→ Material for the task

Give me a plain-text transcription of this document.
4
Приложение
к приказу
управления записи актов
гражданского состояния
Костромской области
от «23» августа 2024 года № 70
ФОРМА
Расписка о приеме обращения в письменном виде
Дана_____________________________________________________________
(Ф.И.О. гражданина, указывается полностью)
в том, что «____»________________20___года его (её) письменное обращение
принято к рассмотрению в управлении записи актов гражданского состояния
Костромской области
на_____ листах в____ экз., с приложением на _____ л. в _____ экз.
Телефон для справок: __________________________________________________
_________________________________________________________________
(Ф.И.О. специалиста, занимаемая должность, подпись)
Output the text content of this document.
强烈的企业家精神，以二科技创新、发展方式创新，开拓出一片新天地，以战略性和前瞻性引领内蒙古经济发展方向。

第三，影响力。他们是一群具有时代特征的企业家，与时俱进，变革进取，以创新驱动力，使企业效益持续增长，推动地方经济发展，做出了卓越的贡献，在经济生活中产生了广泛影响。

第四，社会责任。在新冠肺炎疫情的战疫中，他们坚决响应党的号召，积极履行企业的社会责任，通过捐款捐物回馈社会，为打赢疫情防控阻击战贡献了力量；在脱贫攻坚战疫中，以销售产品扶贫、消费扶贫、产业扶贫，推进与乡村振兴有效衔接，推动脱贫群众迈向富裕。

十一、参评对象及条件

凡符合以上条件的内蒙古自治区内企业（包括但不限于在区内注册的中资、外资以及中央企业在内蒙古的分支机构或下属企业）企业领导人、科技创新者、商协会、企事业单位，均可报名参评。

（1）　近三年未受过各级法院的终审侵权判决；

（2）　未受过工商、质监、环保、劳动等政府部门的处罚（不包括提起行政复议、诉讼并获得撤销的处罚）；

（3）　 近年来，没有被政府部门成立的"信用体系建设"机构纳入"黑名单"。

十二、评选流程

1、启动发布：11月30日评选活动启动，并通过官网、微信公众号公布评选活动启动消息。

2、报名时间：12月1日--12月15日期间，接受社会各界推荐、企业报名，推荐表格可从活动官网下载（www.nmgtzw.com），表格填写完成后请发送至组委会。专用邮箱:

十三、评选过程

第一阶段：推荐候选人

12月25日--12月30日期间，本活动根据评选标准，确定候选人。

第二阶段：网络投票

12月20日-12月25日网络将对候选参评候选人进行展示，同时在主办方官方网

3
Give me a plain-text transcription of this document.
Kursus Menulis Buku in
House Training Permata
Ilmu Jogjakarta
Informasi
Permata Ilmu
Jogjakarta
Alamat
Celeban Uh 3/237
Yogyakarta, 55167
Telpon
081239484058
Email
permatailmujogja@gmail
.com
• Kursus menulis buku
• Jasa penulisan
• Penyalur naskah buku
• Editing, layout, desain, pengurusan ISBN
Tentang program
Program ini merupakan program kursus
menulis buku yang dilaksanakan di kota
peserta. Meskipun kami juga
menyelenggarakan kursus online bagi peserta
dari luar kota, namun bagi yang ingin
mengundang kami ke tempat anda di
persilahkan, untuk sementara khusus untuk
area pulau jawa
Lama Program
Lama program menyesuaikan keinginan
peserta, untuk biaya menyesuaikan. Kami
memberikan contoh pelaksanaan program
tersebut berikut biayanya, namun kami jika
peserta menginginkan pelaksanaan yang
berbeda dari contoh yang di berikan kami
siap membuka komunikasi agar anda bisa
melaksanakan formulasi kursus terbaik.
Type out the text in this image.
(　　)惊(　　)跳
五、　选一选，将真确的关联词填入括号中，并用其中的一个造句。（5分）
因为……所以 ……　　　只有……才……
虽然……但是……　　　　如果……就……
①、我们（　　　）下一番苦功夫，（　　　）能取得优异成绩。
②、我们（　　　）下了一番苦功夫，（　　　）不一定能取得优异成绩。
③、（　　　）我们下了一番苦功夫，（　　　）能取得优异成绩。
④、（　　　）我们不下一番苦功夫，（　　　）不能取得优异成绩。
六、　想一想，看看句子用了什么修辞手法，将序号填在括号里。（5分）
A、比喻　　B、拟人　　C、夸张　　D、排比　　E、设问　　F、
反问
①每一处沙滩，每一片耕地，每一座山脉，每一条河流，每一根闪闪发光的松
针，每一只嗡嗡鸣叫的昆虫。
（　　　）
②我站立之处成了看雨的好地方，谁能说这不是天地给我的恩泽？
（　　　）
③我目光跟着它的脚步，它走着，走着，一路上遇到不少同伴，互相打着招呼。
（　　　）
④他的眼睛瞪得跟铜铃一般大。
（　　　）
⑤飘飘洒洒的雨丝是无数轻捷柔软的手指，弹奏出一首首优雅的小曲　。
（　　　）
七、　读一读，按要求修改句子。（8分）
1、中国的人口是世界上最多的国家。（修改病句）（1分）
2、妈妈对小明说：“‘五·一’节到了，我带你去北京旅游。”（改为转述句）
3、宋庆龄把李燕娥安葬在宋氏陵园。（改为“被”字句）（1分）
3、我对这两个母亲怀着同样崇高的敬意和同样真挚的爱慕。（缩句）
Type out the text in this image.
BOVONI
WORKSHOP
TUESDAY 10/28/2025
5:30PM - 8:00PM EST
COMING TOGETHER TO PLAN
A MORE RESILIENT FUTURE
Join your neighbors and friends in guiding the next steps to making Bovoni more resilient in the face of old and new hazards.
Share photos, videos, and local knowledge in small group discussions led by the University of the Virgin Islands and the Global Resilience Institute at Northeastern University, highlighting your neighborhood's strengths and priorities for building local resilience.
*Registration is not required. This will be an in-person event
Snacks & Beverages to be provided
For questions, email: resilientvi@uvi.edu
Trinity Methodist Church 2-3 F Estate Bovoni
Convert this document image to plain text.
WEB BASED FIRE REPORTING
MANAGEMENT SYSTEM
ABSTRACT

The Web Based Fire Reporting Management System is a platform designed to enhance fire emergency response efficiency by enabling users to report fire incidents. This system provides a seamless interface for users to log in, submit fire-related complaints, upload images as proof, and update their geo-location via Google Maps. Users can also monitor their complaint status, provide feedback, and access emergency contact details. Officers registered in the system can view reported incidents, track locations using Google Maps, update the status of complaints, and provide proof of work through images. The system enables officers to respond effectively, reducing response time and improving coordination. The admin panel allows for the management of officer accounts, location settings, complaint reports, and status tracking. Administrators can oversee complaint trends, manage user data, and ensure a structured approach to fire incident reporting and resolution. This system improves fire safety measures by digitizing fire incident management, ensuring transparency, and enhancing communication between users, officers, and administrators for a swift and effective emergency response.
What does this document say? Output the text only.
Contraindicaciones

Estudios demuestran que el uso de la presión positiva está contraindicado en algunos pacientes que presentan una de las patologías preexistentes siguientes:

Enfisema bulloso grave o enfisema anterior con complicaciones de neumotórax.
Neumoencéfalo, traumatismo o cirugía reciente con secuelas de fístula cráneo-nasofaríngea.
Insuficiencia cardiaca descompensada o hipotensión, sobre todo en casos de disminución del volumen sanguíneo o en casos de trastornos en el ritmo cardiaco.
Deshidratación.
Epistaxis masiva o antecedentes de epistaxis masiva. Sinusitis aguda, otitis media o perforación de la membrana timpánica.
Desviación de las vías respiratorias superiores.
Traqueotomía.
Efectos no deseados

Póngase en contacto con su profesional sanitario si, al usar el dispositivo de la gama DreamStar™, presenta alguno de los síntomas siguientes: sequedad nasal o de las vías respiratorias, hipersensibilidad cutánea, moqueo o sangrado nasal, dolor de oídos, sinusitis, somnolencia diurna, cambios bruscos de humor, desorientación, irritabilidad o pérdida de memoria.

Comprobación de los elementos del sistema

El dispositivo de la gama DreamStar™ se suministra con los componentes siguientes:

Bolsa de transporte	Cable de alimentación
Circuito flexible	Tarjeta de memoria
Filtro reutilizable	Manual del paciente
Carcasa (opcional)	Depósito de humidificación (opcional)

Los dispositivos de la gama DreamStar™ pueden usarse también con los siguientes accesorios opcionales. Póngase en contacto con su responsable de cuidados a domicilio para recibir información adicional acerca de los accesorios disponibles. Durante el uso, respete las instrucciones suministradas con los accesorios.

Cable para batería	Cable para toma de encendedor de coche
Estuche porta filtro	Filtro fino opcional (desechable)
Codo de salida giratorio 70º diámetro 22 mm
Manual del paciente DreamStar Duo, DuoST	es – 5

→ Exercise objective
Which lines hold the string "Output"? List them all.

→ Worked answer
Output the text content of this document.
What does this document say? Output the text only.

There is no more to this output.